[Stored entries]:
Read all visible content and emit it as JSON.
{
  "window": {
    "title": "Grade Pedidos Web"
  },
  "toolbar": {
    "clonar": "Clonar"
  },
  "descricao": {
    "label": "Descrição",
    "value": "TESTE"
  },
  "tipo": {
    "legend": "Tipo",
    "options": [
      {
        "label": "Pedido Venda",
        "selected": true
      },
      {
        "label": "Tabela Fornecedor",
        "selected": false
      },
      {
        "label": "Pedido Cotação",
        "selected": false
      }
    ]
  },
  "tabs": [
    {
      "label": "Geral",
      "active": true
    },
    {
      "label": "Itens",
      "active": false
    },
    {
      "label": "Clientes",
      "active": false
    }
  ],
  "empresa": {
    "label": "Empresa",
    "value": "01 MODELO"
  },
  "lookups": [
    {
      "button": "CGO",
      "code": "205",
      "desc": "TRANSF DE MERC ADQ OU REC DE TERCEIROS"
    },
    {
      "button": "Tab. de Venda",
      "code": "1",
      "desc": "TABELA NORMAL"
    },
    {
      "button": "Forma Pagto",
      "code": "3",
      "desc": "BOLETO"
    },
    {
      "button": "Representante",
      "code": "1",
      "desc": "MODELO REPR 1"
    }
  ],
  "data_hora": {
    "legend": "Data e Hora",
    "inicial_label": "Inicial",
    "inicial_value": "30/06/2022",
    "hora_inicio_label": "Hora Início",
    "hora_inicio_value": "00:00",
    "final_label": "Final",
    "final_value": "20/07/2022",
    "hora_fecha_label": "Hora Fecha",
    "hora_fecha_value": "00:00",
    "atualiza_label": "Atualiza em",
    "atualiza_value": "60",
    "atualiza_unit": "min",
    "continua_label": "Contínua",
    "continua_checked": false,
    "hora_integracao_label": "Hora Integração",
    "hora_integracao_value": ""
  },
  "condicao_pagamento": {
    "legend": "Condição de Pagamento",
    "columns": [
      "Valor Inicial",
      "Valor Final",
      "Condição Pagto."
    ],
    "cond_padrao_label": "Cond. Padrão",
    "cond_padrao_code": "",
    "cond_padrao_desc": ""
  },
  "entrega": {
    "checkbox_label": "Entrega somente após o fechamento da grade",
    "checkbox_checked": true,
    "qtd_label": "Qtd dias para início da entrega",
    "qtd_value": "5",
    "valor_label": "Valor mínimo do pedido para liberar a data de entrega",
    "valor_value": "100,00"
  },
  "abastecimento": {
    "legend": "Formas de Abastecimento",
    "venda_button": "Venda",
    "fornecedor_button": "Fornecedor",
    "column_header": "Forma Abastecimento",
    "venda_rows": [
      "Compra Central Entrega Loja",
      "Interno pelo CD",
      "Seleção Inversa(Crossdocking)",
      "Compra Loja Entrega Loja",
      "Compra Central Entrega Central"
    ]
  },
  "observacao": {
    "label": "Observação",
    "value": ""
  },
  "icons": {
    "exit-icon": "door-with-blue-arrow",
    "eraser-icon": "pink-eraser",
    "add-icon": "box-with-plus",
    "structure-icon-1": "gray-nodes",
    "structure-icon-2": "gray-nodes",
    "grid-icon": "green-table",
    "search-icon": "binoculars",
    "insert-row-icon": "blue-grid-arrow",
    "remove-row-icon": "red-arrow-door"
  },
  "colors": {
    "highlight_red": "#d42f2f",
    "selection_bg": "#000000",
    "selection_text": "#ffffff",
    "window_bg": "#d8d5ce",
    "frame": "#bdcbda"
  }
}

[DESCRIPTION OF THE TASK]:
In the entries above, how many lines contain the word "legend"? Answer with the number only.

[OUTPUT OF THE TASK]:
4